## Work to complete
• 1. Write out the passage of the article on AOL devices that starts at "These will include" and ends at "software from Netscape.", word for word.
• 2. Answer these questions using the article on AOL devices:
(a) Which company supplies the Java operating system the devices are based around?
(b) Who is AOL's CEO?
(c) Whose technology will these devices not need?

## Text for analysis
◇ ◇ ◇ ◇ ◇ ◇ ◇

Among the many aftershocks will be the emergence of set-tops and handhelds with an emphasis on Sun, America Online, and Netscape.

Among the many aftershocks of America Online's acquisition of Netscape and its deal with Sun will be the emergence of "AOL devices."

These will include TV set-top boxes, handheld devices, and other information appliances based around the Java operating system from Sun, content from AOL, and software from Netscape.

"A new generation of devices will emerge," said Steve Case, AOL's CEO. "Java will let people connect to their Internet service regardless of those underlying hardware and operating system details. That will help advance AOL's objective of making the Internet as popular as television and the telephone."

The difference in many instances will be the fact that these devices will not need Microsoft technology, which potentially could shift the balance of power in the industry.

"The moment the consumer understands that he doesn't have a Microsoft OS in [the device], Microsoft's apparent control of the industry dramatically changes," said Richard Doherty, principal analyst at the The Envisioneering Group.

◇ ◇ ◇ ◇ ◇ ◇ ◇

## Dataset
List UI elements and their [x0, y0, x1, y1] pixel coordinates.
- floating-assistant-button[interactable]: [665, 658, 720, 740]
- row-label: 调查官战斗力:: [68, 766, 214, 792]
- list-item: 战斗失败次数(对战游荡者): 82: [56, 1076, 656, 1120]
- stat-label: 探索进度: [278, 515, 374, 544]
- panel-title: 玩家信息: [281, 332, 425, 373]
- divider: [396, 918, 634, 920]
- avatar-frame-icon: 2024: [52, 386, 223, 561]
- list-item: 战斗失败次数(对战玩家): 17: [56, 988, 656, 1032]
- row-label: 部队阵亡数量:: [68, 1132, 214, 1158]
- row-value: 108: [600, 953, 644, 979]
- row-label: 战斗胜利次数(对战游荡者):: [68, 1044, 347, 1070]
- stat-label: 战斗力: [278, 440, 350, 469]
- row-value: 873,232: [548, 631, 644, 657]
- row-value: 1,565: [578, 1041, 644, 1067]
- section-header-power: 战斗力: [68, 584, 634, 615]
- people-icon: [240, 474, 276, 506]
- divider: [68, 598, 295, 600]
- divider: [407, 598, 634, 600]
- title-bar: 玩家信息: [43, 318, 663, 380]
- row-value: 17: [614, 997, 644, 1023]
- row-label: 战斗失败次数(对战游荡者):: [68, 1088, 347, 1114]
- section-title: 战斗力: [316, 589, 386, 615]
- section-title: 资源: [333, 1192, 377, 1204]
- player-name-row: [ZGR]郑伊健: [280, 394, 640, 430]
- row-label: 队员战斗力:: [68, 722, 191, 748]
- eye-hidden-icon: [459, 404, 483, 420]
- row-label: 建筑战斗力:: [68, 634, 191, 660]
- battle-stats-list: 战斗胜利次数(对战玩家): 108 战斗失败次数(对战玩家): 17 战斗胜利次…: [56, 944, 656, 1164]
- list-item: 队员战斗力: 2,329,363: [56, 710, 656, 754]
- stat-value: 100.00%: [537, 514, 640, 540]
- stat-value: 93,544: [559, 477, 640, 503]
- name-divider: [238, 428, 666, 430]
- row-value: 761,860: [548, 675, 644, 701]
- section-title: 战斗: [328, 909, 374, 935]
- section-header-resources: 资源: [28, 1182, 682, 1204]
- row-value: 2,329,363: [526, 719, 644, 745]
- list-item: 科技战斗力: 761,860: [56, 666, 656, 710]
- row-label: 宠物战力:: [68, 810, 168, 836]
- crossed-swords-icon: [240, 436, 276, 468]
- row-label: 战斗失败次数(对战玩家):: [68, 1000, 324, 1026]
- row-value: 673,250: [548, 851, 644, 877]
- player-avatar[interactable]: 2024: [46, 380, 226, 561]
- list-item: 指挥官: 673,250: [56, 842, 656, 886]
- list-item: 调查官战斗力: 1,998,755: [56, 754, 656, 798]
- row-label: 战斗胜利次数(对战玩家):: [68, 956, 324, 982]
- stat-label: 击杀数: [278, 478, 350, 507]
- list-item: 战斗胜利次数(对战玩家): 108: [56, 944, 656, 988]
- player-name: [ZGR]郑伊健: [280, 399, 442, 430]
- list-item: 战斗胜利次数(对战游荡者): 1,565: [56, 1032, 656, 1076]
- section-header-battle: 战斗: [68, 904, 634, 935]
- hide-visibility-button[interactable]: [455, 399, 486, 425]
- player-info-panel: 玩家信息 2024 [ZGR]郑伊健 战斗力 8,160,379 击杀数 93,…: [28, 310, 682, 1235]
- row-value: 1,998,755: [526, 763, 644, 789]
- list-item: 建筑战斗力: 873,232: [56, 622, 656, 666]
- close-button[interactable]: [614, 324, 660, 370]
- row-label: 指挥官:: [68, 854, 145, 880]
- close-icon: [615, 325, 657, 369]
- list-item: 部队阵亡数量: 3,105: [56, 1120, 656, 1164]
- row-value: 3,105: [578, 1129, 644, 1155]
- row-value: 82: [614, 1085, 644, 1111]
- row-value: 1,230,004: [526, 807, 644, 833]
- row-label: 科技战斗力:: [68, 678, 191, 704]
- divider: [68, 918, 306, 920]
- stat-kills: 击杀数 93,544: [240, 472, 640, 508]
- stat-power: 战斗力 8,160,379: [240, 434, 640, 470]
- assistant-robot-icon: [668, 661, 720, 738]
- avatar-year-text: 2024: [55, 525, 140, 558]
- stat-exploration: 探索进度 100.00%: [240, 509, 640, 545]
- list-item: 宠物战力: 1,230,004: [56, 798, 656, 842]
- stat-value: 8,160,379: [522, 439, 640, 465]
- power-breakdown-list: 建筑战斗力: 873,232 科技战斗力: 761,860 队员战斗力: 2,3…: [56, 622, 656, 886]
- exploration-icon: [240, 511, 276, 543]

◇ ◇ ◇ ◇ ◇ ◇ ◇

## Responses for each task
• 1.
These will include TV set-top boxes, handheld devices, and other information appliances based around the Java operating system from Sun, content from AOL, and software from Netscape.

• 2.
(a) Sun
(b) Steve Case
(c) Microsoft's